* _What is being asked_: Write the records out again exactly, leaving no images in.

- - - - -

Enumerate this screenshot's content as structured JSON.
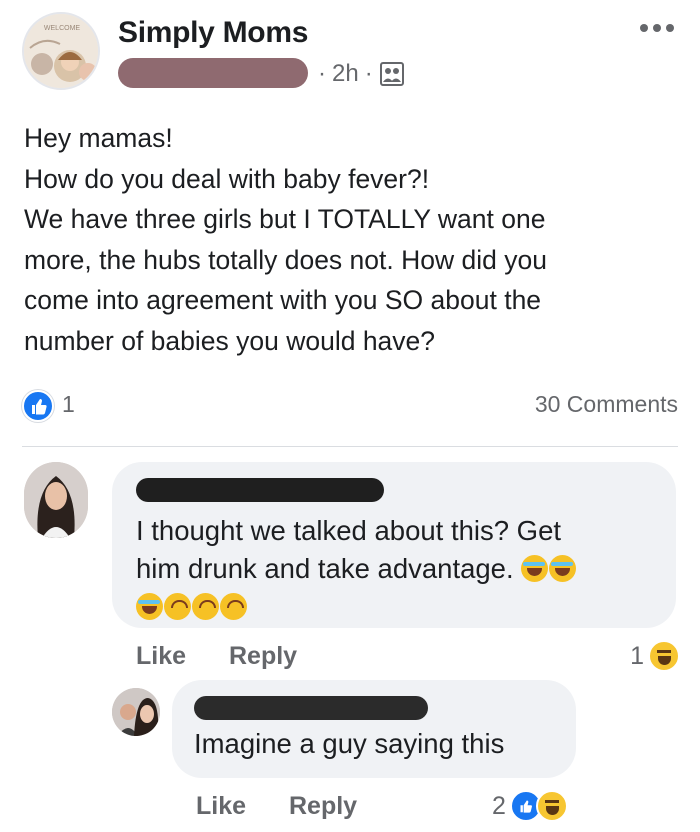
{
  "post": {
    "group_name": "Simply Moms",
    "time": "2h",
    "separator": "·",
    "body_lines": [
      "Hey mamas!",
      "How do you deal with baby fever?!",
      "We have three girls but I TOTALLY want one",
      "more, the hubs totally does not. How did you",
      "come into agreement with you SO about the",
      "number of babies you would have?"
    ],
    "reaction_count": "1",
    "comments_label": "30 Comments"
  },
  "comments": [
    {
      "text": "I thought we talked about this? Get him drunk and take advantage.",
      "line1": "I thought we talked about this? Get",
      "line2": "him drunk and take advantage.",
      "like_label": "Like",
      "reply_label": "Reply",
      "reaction_count": "1"
    },
    {
      "text": "Imagine a guy saying this",
      "like_label": "Like",
      "reply_label": "Reply",
      "reaction_count": "2"
    }
  ],
  "colors": {
    "facebook_blue": "#1877f2",
    "bubble_gray": "#f0f2f5",
    "meta_gray": "#65676b",
    "redacted_name_pink": "#8f6a70"
  },
  "icons": [
    "more-options-icon",
    "audience-members-icon",
    "like-reaction-icon",
    "haha-reaction-icon",
    "rolling-laughing-emoji-icon",
    "upside-down-face-emoji-icon"
  ]
}
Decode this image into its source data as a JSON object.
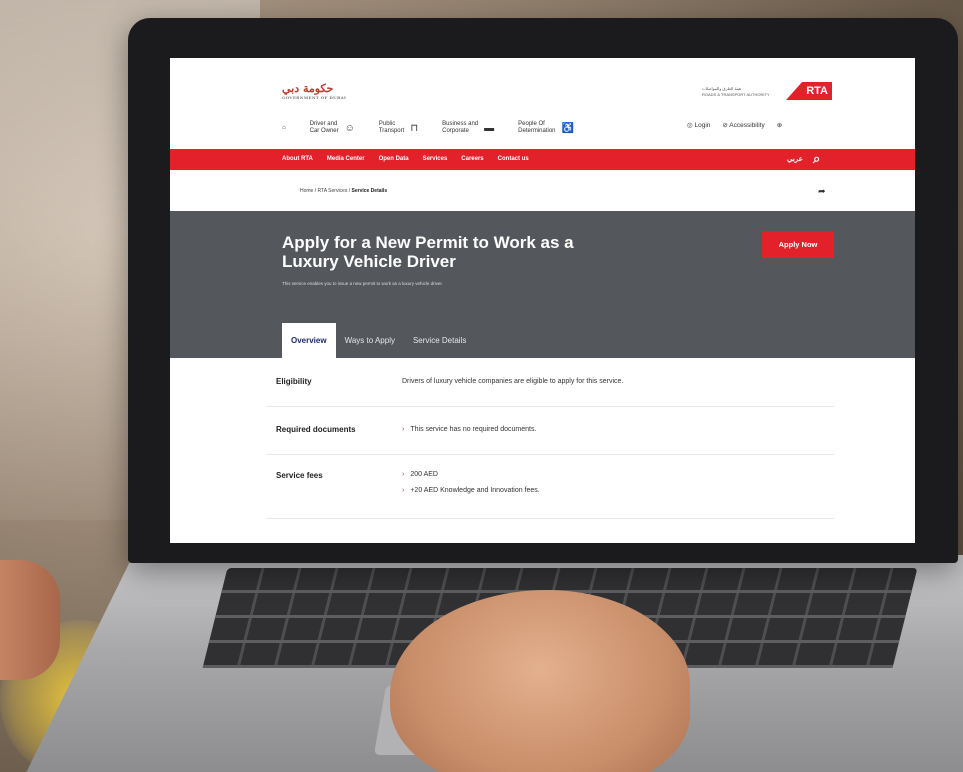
{
  "gov_logo": {
    "arabic": "حكومة دبي",
    "english": "GOVERNMENT OF DUBAI"
  },
  "rta": {
    "logo": "RTA",
    "subtitle_arabic": "هيئة الطرق والمواصلات",
    "subtitle_english": "ROADS & TRANSPORT AUTHORITY"
  },
  "nav": {
    "home_icon": "home-icon",
    "items": [
      {
        "label1": "Driver and",
        "label2": "Car Owner",
        "icon": "driver-icon"
      },
      {
        "label1": "Public",
        "label2": "Transport",
        "icon": "bus-icon"
      },
      {
        "label1": "Business and",
        "label2": "Corporate",
        "icon": "briefcase-icon"
      },
      {
        "label1": "People Of",
        "label2": "Determination",
        "icon": "wheelchair-icon"
      }
    ],
    "login": "Login",
    "accessibility": "Accessibility"
  },
  "redbar": {
    "links": [
      "About RTA",
      "Media Center",
      "Open Data",
      "Services",
      "Careers",
      "Contact us"
    ],
    "lang": "عربي"
  },
  "breadcrumb": {
    "home": "Home",
    "services": "RTA Services",
    "current": "Service Details"
  },
  "hero": {
    "title": "Apply for a New Permit to Work as a Luxury Vehicle Driver",
    "description": "This service enables you to issue a new permit to work as a luxury vehicle driver.",
    "apply_button": "Apply Now",
    "tabs": [
      "Overview",
      "Ways to Apply",
      "Service Details"
    ]
  },
  "details": {
    "eligibility_label": "Eligibility",
    "eligibility_value": "Drivers of luxury vehicle companies are eligible to apply for this service.",
    "documents_label": "Required documents",
    "documents_value": "This service has no required documents.",
    "fees_label": "Service fees",
    "fees": [
      "200 AED",
      "+20 AED Knowledge and Innovation fees."
    ]
  },
  "colors": {
    "accent": "#e2212a",
    "hero_bg": "#54575c",
    "tab_active_text": "#1f2a6e"
  }
}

- - - - -

* _Answer for this exercise_:
Enumerate this screenshot's content as structured JSON.
{
  "post": {
    "group_name": "Simply Moms",
    "time": "2h",
    "separator": "·",
    "body_lines": [
      "Hey mamas!",
      "How do you deal with baby fever?!",
      "We have three girls but I TOTALLY want one",
      "more, the hubs totally does not. How did you",
      "come into agreement with you SO about the",
      "number of babies you would have?"
    ],
    "reaction_count": "1",
    "comments_label": "30 Comments"
  },
  "comments": [
    {
      "text": "I thought we talked about this? Get him drunk and take advantage.",
      "line1": "I thought we talked about this? Get",
      "line2": "him drunk and take advantage.",
      "like_label": "Like",
      "reply_label": "Reply",
      "reaction_count": "1"
    },
    {
      "text": "Imagine a guy saying this",
      "like_label": "Like",
      "reply_label": "Reply",
      "reaction_count": "2"
    }
  ],
  "colors": {
    "facebook_blue": "#1877f2",
    "bubble_gray": "#f0f2f5",
    "meta_gray": "#65676b",
    "redacted_name_pink": "#8f6a70"
  },
  "icons": [
    "more-options-icon",
    "audience-members-icon",
    "like-reaction-icon",
    "haha-reaction-icon",
    "rolling-laughing-emoji-icon",
    "upside-down-face-emoji-icon"
  ]
}
Decode this image into its source data as a JSON object.
{
  "gov_logo": {
    "arabic": "حكومة دبي",
    "english": "GOVERNMENT OF DUBAI"
  },
  "rta": {
    "logo": "RTA",
    "subtitle_arabic": "هيئة الطرق والمواصلات",
    "subtitle_english": "ROADS & TRANSPORT AUTHORITY"
  },
  "nav": {
    "home_icon": "home-icon",
    "items": [
      {
        "label1": "Driver and",
        "label2": "Car Owner",
        "icon": "driver-icon"
      },
      {
        "label1": "Public",
        "label2": "Transport",
        "icon": "bus-icon"
      },
      {
        "label1": "Business and",
        "label2": "Corporate",
        "icon": "briefcase-icon"
      },
      {
        "label1": "People Of",
        "label2": "Determination",
        "icon": "wheelchair-icon"
      }
    ],
    "login": "Login",
    "accessibility": "Accessibility"
  },
  "redbar": {
    "links": [
      "About RTA",
      "Media Center",
      "Open Data",
      "Services",
      "Careers",
      "Contact us"
    ],
    "lang": "عربي"
  },
  "breadcrumb": {
    "home": "Home",
    "services": "RTA Services",
    "current": "Service Details"
  },
  "hero": {
    "title": "Apply for a New Permit to Work as a Luxury Vehicle Driver",
    "description": "This service enables you to issue a new permit to work as a luxury vehicle driver.",
    "apply_button": "Apply Now",
    "tabs": [
      "Overview",
      "Ways to Apply",
      "Service Details"
    ]
  },
  "details": {
    "eligibility_label": "Eligibility",
    "eligibility_value": "Drivers of luxury vehicle companies are eligible to apply for this service.",
    "documents_label": "Required documents",
    "documents_value": "This service has no required documents.",
    "fees_label": "Service fees",
    "fees": [
      "200 AED",
      "+20 AED Knowledge and Innovation fees."
    ]
  },
  "colors": {
    "accent": "#e2212a",
    "hero_bg": "#54575c",
    "tab_active_text": "#1f2a6e"
  }
}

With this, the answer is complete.